EXERCISE DESCRIPTION>
Print the records below word for word, but leave out the pictures.

## start ENTRIES SUPPLIED

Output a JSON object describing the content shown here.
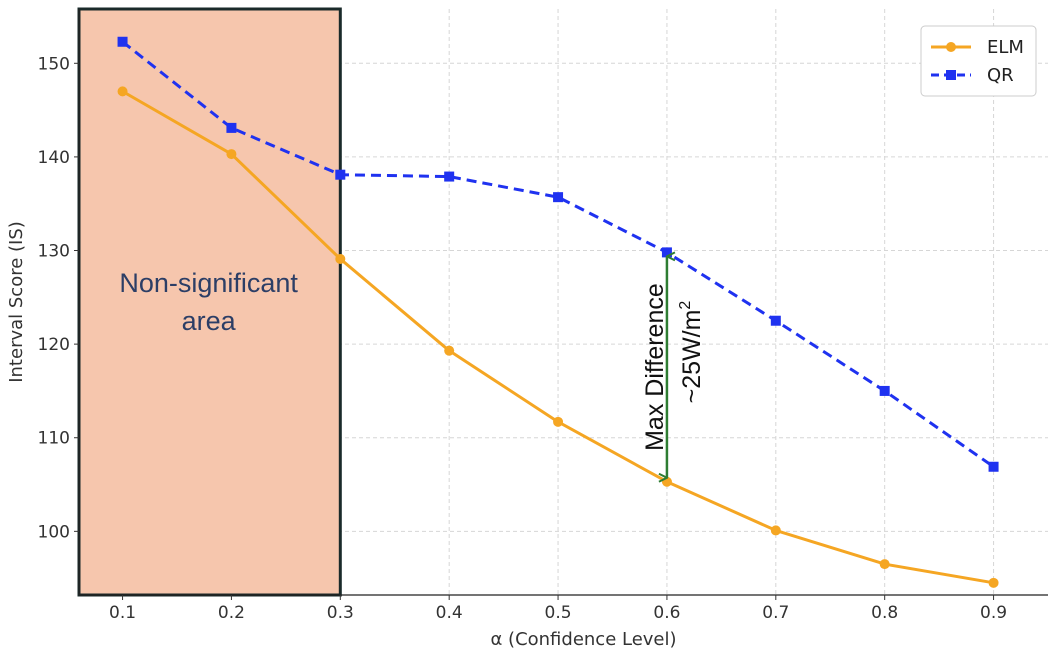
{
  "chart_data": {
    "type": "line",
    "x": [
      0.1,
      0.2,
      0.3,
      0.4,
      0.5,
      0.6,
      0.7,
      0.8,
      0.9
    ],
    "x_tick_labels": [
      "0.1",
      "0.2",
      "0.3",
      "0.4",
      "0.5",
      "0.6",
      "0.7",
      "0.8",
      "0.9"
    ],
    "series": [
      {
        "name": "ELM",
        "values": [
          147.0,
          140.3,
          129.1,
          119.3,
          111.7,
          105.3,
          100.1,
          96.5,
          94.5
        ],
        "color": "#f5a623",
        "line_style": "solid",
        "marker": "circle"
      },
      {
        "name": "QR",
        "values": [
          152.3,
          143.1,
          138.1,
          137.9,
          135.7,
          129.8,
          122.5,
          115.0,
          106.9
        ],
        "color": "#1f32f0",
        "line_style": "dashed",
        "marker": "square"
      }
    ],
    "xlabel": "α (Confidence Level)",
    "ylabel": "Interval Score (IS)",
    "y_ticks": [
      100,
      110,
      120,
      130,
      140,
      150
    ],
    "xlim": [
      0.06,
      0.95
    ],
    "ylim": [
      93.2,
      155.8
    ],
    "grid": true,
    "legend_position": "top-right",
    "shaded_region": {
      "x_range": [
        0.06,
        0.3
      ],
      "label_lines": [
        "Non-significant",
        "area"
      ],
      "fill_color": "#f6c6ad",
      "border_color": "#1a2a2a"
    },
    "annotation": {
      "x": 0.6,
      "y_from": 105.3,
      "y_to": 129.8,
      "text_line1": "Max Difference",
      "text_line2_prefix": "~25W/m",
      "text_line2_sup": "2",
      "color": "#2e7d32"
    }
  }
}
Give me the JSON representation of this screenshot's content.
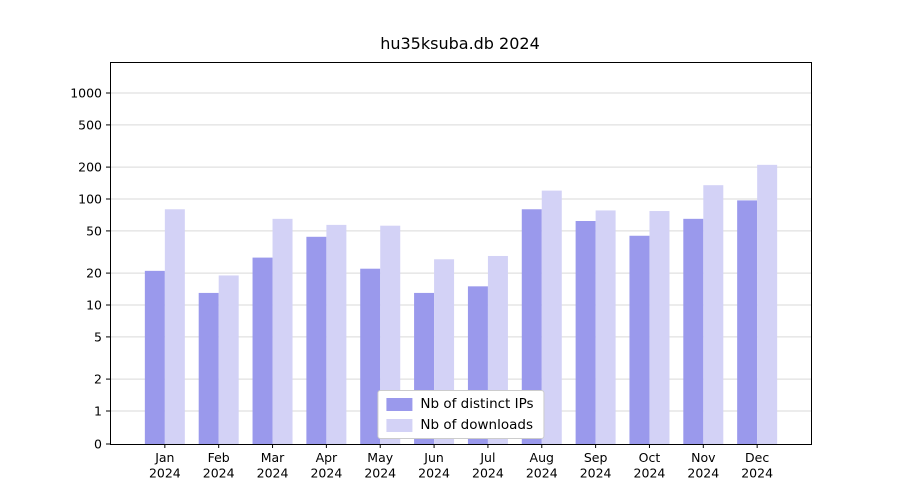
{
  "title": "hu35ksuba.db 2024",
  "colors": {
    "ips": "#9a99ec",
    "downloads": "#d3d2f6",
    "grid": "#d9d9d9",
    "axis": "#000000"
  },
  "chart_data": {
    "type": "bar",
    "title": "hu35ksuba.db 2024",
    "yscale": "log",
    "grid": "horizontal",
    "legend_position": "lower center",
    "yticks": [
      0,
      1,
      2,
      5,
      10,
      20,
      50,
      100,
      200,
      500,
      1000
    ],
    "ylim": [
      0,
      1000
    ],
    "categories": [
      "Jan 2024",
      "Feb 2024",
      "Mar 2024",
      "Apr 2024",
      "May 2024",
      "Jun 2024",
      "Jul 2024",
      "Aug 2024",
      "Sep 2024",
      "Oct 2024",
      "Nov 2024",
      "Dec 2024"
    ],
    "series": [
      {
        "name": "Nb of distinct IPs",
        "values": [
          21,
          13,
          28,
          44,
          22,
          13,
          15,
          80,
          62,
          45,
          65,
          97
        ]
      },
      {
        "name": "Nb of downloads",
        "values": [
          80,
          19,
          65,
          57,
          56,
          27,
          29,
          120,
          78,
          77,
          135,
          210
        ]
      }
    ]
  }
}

## end ENTRIES SUPPLIED

OUTPUT OF THE EXERCISE>
Output a JSON object describing the content shown here.
{
  "chart_data": {
    "type": "line",
    "x": [
      0.1,
      0.2,
      0.3,
      0.4,
      0.5,
      0.6,
      0.7,
      0.8,
      0.9
    ],
    "x_tick_labels": [
      "0.1",
      "0.2",
      "0.3",
      "0.4",
      "0.5",
      "0.6",
      "0.7",
      "0.8",
      "0.9"
    ],
    "series": [
      {
        "name": "ELM",
        "values": [
          147.0,
          140.3,
          129.1,
          119.3,
          111.7,
          105.3,
          100.1,
          96.5,
          94.5
        ],
        "color": "#f5a623",
        "line_style": "solid",
        "marker": "circle"
      },
      {
        "name": "QR",
        "values": [
          152.3,
          143.1,
          138.1,
          137.9,
          135.7,
          129.8,
          122.5,
          115.0,
          106.9
        ],
        "color": "#1f32f0",
        "line_style": "dashed",
        "marker": "square"
      }
    ],
    "xlabel": "α (Confidence Level)",
    "ylabel": "Interval Score (IS)",
    "y_ticks": [
      100,
      110,
      120,
      130,
      140,
      150
    ],
    "xlim": [
      0.06,
      0.95
    ],
    "ylim": [
      93.2,
      155.8
    ],
    "grid": true,
    "legend_position": "top-right",
    "shaded_region": {
      "x_range": [
        0.06,
        0.3
      ],
      "label_lines": [
        "Non-significant",
        "area"
      ],
      "fill_color": "#f6c6ad",
      "border_color": "#1a2a2a"
    },
    "annotation": {
      "x": 0.6,
      "y_from": 105.3,
      "y_to": 129.8,
      "text_line1": "Max Difference",
      "text_line2_prefix": "~25W/m",
      "text_line2_sup": "2",
      "color": "#2e7d32"
    }
  }
}
Give me the JSON representation of this screenshot's content.
{
  "title": "hu35ksuba.db 2024",
  "colors": {
    "ips": "#9a99ec",
    "downloads": "#d3d2f6",
    "grid": "#d9d9d9",
    "axis": "#000000"
  },
  "chart_data": {
    "type": "bar",
    "title": "hu35ksuba.db 2024",
    "yscale": "log",
    "grid": "horizontal",
    "legend_position": "lower center",
    "yticks": [
      0,
      1,
      2,
      5,
      10,
      20,
      50,
      100,
      200,
      500,
      1000
    ],
    "ylim": [
      0,
      1000
    ],
    "categories": [
      "Jan 2024",
      "Feb 2024",
      "Mar 2024",
      "Apr 2024",
      "May 2024",
      "Jun 2024",
      "Jul 2024",
      "Aug 2024",
      "Sep 2024",
      "Oct 2024",
      "Nov 2024",
      "Dec 2024"
    ],
    "series": [
      {
        "name": "Nb of distinct IPs",
        "values": [
          21,
          13,
          28,
          44,
          22,
          13,
          15,
          80,
          62,
          45,
          65,
          97
        ]
      },
      {
        "name": "Nb of downloads",
        "values": [
          80,
          19,
          65,
          57,
          56,
          27,
          29,
          120,
          78,
          77,
          135,
          210
        ]
      }
    ]
  }
}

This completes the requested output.